### MATERIAL PROVIDED

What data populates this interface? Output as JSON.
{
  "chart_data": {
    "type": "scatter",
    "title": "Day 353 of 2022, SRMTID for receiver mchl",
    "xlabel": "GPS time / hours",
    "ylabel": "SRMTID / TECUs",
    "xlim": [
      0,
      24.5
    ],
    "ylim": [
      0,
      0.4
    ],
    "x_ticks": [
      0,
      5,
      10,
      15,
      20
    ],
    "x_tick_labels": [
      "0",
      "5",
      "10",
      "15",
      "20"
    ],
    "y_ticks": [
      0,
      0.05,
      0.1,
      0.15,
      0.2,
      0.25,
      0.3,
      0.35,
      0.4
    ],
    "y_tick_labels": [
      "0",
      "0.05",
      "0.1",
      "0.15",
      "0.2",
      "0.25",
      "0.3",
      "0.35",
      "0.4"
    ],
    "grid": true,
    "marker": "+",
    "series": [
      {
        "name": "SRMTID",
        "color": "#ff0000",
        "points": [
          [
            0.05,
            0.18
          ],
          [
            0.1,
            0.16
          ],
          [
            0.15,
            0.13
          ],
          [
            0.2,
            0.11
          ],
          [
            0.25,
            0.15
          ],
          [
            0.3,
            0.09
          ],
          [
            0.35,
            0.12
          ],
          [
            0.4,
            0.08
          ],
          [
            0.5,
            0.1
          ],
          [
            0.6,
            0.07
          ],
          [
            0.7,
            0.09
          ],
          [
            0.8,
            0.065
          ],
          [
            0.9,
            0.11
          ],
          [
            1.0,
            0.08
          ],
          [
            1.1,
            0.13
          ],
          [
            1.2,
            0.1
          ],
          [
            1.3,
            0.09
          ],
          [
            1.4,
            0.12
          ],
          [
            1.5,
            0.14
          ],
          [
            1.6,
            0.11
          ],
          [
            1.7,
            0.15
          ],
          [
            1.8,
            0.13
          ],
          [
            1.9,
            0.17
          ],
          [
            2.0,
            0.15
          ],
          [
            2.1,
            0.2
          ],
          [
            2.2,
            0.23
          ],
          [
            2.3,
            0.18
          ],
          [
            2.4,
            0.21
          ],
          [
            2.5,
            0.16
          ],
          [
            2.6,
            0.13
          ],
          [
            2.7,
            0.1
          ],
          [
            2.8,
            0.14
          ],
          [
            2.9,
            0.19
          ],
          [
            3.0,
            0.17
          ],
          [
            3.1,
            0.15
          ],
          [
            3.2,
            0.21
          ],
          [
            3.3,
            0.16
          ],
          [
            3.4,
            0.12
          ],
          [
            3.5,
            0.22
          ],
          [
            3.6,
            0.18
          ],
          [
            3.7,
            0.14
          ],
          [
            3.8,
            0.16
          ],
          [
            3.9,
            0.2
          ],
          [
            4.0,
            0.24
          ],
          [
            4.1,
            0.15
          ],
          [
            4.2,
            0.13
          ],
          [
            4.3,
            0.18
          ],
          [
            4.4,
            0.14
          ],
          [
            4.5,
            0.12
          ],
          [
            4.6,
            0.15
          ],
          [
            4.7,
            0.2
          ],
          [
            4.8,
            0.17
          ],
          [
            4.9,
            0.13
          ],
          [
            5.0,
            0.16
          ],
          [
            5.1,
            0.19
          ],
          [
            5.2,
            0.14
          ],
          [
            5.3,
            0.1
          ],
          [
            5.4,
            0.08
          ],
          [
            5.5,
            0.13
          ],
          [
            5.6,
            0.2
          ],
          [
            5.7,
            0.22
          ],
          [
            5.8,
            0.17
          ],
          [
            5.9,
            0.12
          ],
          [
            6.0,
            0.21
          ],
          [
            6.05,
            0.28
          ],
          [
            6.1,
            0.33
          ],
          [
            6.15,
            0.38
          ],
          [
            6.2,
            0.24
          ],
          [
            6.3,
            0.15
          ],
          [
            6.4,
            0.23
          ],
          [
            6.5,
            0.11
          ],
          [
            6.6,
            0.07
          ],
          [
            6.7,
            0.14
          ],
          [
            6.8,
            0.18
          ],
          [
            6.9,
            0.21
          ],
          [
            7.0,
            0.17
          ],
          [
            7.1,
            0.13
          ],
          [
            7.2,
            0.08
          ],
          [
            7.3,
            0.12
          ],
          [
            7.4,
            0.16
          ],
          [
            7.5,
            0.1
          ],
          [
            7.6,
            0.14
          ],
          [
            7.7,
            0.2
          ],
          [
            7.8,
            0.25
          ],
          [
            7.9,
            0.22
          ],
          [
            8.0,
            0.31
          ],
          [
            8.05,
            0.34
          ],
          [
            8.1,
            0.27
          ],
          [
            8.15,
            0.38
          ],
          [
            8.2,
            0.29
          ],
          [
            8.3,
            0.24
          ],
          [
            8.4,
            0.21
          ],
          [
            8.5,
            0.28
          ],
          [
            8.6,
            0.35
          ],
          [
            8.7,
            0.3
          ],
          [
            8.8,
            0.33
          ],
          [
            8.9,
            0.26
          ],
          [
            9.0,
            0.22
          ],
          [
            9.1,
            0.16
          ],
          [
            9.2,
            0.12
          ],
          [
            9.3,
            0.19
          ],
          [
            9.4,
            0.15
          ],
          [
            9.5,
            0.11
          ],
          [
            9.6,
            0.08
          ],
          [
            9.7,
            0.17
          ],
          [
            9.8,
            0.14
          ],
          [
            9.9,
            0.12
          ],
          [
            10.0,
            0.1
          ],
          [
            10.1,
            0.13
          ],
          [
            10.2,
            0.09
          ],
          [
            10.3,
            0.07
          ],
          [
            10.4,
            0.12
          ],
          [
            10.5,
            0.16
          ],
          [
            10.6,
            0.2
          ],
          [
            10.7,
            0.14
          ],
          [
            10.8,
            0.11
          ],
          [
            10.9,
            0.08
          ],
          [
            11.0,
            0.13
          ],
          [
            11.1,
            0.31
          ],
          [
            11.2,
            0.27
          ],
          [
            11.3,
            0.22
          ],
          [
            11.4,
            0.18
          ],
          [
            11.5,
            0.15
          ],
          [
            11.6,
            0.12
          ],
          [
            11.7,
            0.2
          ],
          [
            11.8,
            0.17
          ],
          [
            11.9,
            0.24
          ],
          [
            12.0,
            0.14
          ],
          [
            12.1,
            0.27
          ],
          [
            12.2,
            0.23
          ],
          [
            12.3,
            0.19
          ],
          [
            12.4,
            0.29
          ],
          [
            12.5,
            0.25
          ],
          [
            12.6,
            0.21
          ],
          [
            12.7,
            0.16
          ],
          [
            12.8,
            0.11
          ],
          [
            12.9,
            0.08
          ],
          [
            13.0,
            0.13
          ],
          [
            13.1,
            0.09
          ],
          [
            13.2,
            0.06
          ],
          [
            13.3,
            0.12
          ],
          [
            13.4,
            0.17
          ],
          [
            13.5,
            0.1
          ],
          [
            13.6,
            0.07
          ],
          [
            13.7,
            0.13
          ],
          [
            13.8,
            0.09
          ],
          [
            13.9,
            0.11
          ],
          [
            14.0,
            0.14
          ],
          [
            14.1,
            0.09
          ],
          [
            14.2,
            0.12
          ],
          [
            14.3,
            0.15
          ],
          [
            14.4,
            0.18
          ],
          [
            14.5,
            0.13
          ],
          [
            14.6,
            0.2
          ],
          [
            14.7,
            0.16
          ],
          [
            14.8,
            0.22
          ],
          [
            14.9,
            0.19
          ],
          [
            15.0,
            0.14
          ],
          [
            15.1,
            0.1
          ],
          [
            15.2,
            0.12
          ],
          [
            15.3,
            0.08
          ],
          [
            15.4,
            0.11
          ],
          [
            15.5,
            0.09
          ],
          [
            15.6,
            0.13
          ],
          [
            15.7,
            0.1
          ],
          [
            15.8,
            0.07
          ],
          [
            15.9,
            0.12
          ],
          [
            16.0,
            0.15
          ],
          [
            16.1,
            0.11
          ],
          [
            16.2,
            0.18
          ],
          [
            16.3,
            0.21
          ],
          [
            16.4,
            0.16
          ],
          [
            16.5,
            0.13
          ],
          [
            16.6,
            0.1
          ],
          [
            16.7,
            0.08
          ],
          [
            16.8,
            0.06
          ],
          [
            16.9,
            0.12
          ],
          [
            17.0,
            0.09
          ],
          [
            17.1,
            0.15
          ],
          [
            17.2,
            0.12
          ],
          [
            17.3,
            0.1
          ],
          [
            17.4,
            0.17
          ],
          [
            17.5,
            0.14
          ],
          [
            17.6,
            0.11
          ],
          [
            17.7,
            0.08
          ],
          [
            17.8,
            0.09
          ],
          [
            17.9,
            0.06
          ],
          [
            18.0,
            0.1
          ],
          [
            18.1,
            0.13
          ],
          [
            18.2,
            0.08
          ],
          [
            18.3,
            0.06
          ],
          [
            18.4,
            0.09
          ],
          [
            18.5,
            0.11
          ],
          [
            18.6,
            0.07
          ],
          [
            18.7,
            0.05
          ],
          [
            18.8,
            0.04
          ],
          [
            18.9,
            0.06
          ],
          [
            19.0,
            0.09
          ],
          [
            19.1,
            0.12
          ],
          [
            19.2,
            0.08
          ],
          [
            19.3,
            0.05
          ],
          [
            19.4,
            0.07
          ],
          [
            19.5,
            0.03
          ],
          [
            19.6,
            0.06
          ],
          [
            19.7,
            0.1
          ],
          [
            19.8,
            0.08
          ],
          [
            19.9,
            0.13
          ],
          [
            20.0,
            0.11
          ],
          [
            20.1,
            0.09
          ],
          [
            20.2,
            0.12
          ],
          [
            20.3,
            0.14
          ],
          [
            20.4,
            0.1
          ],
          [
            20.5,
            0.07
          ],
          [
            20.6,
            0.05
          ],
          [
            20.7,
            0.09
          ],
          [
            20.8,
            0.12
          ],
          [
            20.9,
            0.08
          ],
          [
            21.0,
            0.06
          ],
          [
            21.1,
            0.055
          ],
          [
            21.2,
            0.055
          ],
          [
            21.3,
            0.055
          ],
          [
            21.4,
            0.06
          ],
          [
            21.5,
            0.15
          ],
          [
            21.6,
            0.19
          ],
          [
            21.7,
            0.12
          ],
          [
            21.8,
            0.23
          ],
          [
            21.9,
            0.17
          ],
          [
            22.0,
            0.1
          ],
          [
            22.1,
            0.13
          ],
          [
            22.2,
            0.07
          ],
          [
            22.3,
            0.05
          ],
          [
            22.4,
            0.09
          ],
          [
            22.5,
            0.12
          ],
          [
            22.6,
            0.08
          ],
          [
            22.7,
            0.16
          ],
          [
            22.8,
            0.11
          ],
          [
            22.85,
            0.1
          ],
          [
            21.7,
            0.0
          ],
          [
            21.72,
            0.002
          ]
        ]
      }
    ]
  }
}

######

_SHORT EXERCISE:_ Show every line from the entries above in which the word "SRMTID" appears.

_THE REPLY:_
    "title": "Day 353 of 2022, SRMTID for receiver mchl",
    "ylabel": "SRMTID / TECUs",
        "name": "SRMTID",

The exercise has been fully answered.